Below is a set of entries. Reproduce exactly the lines from the one containing "Extract the structured" through the end, both included.
####################
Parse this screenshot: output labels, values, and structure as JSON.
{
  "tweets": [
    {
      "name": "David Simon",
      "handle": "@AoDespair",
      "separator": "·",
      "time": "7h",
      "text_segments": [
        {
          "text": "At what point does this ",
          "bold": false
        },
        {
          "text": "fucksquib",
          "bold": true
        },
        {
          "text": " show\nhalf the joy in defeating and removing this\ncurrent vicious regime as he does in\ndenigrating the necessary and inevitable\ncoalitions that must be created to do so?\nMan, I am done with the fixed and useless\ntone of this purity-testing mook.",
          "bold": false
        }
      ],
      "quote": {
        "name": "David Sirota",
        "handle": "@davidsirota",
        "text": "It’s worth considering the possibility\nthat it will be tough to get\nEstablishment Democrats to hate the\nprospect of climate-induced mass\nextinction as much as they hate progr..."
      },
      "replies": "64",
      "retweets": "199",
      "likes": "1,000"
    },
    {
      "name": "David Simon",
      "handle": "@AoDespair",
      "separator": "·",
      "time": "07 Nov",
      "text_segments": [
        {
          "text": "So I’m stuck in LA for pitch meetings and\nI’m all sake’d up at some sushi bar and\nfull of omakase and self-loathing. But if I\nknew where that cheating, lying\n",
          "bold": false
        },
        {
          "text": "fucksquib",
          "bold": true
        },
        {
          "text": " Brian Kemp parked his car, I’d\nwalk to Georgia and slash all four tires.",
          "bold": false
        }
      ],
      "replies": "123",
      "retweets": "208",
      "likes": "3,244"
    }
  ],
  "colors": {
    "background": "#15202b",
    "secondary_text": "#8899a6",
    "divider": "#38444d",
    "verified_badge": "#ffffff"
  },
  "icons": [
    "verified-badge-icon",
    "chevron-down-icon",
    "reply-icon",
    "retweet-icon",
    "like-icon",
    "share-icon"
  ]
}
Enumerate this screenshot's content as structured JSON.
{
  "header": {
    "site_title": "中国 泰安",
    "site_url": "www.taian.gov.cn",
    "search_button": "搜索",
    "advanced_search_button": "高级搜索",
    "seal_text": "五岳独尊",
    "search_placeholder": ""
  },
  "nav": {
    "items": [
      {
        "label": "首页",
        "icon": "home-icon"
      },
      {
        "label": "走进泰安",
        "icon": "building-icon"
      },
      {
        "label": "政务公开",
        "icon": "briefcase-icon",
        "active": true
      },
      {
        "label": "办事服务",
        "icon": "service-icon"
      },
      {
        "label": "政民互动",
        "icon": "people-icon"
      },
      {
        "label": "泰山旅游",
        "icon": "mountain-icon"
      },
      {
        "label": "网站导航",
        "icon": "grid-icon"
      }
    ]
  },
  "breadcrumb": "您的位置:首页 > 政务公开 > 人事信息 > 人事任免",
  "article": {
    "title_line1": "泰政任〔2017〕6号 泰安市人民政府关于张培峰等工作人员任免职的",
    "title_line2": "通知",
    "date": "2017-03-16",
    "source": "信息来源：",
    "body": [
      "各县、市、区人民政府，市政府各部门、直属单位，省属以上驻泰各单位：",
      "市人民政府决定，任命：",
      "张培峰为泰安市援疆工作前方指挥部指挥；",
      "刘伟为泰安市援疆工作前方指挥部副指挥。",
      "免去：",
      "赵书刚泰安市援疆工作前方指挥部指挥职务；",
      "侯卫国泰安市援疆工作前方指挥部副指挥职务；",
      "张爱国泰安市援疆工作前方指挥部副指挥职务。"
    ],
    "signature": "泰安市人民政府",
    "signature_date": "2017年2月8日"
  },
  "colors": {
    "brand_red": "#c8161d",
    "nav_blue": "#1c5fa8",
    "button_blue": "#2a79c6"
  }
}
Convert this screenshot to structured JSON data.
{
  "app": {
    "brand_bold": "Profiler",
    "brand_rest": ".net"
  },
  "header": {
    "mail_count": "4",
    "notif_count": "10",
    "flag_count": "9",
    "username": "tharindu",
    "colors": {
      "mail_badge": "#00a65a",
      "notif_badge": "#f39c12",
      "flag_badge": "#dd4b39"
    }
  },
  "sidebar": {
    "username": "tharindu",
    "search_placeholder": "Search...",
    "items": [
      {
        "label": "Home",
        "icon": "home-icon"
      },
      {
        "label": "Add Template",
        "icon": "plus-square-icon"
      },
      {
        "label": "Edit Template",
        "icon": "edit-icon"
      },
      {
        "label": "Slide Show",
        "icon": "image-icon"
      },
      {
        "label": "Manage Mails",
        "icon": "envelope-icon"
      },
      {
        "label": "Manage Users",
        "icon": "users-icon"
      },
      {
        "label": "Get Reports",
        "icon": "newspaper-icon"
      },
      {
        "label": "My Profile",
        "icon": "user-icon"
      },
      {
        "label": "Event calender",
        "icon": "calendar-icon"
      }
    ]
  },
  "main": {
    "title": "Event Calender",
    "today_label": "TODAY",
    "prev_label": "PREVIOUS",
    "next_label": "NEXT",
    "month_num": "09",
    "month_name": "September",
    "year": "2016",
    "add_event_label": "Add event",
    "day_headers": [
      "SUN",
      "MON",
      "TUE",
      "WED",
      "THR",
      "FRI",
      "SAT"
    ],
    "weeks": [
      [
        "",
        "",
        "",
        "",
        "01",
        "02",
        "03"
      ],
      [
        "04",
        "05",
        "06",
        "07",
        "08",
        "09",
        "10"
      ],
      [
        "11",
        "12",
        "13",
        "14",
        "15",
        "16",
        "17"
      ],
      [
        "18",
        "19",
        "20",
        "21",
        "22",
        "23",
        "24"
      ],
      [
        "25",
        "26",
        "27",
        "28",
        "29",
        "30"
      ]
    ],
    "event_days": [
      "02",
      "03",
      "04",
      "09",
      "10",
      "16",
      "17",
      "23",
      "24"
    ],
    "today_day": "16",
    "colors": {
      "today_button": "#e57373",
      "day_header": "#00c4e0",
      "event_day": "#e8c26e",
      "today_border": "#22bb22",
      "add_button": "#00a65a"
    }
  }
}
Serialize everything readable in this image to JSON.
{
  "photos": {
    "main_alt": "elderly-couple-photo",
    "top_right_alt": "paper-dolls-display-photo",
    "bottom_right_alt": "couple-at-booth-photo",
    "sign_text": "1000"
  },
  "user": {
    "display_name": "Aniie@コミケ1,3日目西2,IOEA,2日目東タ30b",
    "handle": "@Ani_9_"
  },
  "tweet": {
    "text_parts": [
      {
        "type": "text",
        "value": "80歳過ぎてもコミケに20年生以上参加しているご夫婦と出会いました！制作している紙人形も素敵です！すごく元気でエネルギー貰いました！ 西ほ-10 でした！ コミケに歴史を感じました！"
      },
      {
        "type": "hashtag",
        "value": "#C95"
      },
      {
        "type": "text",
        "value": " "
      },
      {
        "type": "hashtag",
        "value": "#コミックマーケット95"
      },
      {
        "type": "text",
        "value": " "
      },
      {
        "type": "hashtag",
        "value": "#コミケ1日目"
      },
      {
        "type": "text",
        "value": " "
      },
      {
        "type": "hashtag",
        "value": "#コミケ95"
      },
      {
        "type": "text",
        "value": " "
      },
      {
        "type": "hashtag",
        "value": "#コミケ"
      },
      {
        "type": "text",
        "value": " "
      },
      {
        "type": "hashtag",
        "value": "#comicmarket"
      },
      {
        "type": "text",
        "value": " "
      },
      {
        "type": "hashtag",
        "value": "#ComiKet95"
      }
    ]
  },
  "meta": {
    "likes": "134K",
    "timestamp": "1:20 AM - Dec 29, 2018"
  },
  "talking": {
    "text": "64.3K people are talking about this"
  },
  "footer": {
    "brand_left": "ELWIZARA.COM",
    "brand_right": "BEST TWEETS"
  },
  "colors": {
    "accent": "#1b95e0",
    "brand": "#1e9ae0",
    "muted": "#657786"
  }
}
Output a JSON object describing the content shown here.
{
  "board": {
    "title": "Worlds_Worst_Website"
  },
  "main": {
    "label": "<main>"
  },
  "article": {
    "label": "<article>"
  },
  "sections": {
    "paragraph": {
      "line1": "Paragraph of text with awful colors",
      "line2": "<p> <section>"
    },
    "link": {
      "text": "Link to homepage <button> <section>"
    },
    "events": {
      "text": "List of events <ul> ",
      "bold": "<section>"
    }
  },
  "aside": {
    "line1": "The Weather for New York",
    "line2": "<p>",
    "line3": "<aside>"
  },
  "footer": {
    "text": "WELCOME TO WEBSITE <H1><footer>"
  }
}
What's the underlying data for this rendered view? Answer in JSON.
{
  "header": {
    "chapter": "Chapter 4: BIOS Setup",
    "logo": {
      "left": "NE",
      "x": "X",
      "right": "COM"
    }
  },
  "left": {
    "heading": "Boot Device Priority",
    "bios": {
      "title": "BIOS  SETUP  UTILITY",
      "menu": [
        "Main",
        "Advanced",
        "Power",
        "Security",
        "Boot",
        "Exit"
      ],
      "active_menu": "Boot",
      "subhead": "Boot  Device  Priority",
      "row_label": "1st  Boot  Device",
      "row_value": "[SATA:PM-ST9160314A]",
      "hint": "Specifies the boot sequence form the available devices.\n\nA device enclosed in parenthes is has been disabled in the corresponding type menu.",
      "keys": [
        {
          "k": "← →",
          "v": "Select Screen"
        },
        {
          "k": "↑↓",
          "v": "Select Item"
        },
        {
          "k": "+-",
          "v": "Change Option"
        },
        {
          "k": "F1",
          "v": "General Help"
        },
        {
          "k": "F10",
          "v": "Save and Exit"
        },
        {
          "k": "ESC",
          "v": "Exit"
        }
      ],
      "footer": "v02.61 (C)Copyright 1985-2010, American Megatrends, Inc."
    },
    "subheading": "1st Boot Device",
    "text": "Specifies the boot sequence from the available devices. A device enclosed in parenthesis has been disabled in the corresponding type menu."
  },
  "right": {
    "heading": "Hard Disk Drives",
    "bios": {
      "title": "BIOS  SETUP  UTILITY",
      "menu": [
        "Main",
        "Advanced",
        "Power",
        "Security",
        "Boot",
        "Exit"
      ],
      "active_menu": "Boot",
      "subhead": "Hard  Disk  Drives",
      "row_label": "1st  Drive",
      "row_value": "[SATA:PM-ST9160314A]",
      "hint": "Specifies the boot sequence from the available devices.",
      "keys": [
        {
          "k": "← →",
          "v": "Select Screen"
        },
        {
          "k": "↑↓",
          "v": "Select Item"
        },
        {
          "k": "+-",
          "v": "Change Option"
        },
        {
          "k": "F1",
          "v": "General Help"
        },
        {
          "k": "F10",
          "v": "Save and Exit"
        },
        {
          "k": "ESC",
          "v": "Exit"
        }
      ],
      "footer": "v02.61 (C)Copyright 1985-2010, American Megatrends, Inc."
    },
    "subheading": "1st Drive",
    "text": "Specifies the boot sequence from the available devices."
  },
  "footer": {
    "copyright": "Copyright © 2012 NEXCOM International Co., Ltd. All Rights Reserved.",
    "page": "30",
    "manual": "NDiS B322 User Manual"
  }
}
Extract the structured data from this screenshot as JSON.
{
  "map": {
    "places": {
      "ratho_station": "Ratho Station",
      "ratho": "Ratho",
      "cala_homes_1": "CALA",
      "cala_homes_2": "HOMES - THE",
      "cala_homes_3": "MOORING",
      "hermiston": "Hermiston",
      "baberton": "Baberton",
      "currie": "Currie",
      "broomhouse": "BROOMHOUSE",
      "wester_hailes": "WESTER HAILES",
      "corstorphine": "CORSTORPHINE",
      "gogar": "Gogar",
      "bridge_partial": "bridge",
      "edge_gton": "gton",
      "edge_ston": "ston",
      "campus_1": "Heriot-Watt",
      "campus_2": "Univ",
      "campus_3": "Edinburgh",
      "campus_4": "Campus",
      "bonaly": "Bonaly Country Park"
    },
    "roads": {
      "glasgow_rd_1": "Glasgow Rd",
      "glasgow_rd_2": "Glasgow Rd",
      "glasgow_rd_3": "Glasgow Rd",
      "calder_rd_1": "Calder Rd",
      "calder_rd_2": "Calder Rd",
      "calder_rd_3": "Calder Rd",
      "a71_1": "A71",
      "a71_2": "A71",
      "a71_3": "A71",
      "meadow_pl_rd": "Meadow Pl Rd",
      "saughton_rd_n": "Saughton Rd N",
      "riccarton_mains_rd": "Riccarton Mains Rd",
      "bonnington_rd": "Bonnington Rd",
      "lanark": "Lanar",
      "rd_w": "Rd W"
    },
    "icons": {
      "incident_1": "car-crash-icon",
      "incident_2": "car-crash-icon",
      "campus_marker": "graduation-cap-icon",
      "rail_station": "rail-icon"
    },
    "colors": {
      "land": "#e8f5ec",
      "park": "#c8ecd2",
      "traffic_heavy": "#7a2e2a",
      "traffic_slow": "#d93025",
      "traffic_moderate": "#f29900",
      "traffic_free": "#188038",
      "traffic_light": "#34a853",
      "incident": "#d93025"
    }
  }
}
####################
(Final result)
Extract the structured data from this screenshot as JSON.
{
  "map": {
    "places": {
      "ratho_station": "Ratho Station",
      "ratho": "Ratho",
      "cala_homes_1": "CALA",
      "cala_homes_2": "HOMES - THE",
      "cala_homes_3": "MOORING",
      "hermiston": "Hermiston",
      "baberton": "Baberton",
      "currie": "Currie",
      "broomhouse": "BROOMHOUSE",
      "wester_hailes": "WESTER HAILES",
      "corstorphine": "CORSTORPHINE",
      "gogar": "Gogar",
      "bridge_partial": "bridge",
      "edge_gton": "gton",
      "edge_ston": "ston",
      "campus_1": "Heriot-Watt",
      "campus_2": "Univ",
      "campus_3": "Edinburgh",
      "campus_4": "Campus",
      "bonaly": "Bonaly Country Park"
    },
    "roads": {
      "glasgow_rd_1": "Glasgow Rd",
      "glasgow_rd_2": "Glasgow Rd",
      "glasgow_rd_3": "Glasgow Rd",
      "calder_rd_1": "Calder Rd",
      "calder_rd_2": "Calder Rd",
      "calder_rd_3": "Calder Rd",
      "a71_1": "A71",
      "a71_2": "A71",
      "a71_3": "A71",
      "meadow_pl_rd": "Meadow Pl Rd",
      "saughton_rd_n": "Saughton Rd N",
      "riccarton_mains_rd": "Riccarton Mains Rd",
      "bonnington_rd": "Bonnington Rd",
      "lanark": "Lanar",
      "rd_w": "Rd W"
    },
    "icons": {
      "incident_1": "car-crash-icon",
      "incident_2": "car-crash-icon",
      "campus_marker": "graduation-cap-icon",
      "rail_station": "rail-icon"
    },
    "colors": {
      "land": "#e8f5ec",
      "park": "#c8ecd2",
      "traffic_heavy": "#7a2e2a",
      "traffic_slow": "#d93025",
      "traffic_moderate": "#f29900",
      "traffic_free": "#188038",
      "traffic_light": "#34a853",
      "incident": "#d93025"
    }
  }
}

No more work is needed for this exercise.